Problem to work on
Please quote every line of the entries below verbatim, but leave out the pictures.

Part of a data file
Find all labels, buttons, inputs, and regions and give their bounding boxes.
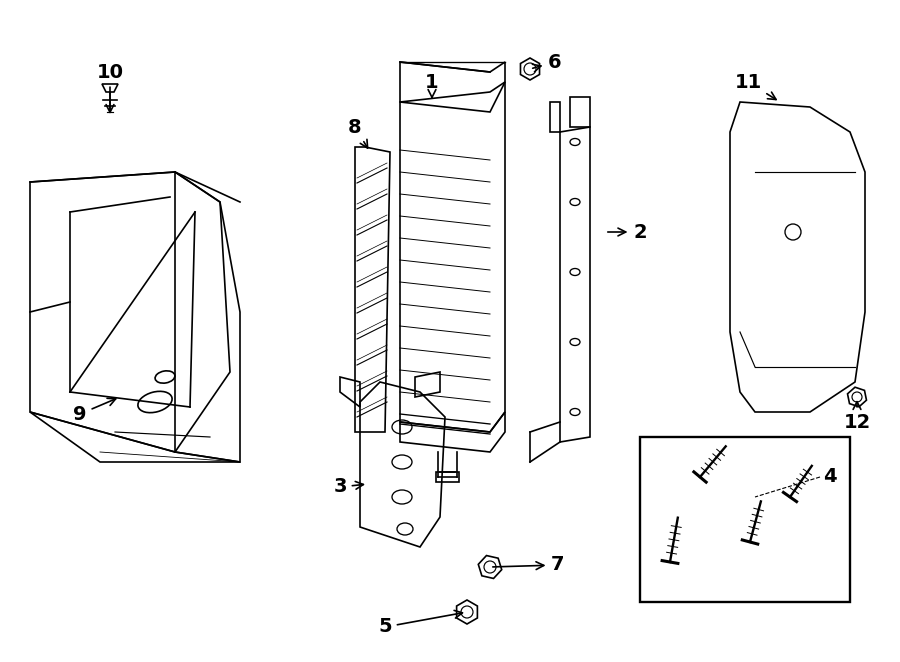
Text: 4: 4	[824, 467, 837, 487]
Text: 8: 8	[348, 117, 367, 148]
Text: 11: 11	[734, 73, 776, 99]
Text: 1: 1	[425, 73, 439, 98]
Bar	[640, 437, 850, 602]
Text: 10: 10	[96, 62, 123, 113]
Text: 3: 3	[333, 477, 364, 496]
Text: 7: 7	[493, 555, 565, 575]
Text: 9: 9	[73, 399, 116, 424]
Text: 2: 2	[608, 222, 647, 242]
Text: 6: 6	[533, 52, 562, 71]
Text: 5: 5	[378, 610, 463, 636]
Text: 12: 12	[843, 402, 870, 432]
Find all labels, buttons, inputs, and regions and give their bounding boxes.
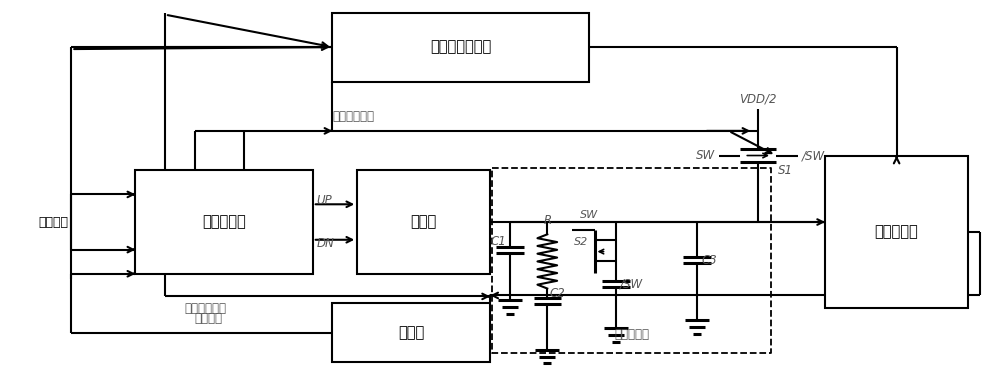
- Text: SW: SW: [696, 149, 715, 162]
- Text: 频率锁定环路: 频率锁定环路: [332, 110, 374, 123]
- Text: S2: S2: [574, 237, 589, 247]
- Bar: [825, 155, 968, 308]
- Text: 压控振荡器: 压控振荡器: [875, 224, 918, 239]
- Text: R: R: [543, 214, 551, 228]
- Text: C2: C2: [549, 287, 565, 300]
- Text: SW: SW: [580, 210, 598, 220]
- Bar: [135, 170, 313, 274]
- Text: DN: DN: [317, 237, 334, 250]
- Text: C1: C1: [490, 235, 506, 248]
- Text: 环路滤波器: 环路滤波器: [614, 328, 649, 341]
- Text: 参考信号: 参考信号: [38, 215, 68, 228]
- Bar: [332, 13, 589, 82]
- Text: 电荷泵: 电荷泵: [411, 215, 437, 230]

Task output
Find all labels, buttons, inputs, and regions and give their bounding boxes.
Text: 4: 4	[824, 467, 837, 487]
Text: 8: 8	[348, 117, 367, 148]
Text: 11: 11	[734, 73, 776, 99]
Text: 1: 1	[425, 73, 439, 98]
Bar	[640, 437, 850, 602]
Text: 10: 10	[96, 62, 123, 113]
Text: 3: 3	[333, 477, 364, 496]
Text: 7: 7	[493, 555, 565, 575]
Text: 9: 9	[73, 399, 116, 424]
Text: 2: 2	[608, 222, 647, 242]
Text: 6: 6	[533, 52, 562, 71]
Text: 5: 5	[378, 610, 463, 636]
Text: 12: 12	[843, 402, 870, 432]
Find all labels, buttons, inputs, and regions and give their bounding boxes.
- Text: SW: SW: [696, 149, 715, 162]
- Text: 频率锁定环路: 频率锁定环路: [332, 110, 374, 123]
- Text: S2: S2: [574, 237, 589, 247]
- Bar: [825, 155, 968, 308]
- Text: 压控振荡器: 压控振荡器: [875, 224, 918, 239]
- Text: R: R: [543, 214, 551, 228]
- Text: C2: C2: [549, 287, 565, 300]
- Text: SW: SW: [580, 210, 598, 220]
- Bar: [135, 170, 313, 274]
- Text: DN: DN: [317, 237, 334, 250]
- Text: C1: C1: [490, 235, 506, 248]
- Text: 环路滤波器: 环路滤波器: [614, 328, 649, 341]
- Text: 参考信号: 参考信号: [38, 215, 68, 228]
- Bar: [332, 13, 589, 82]
- Text: 电荷泵: 电荷泵: [411, 215, 437, 230]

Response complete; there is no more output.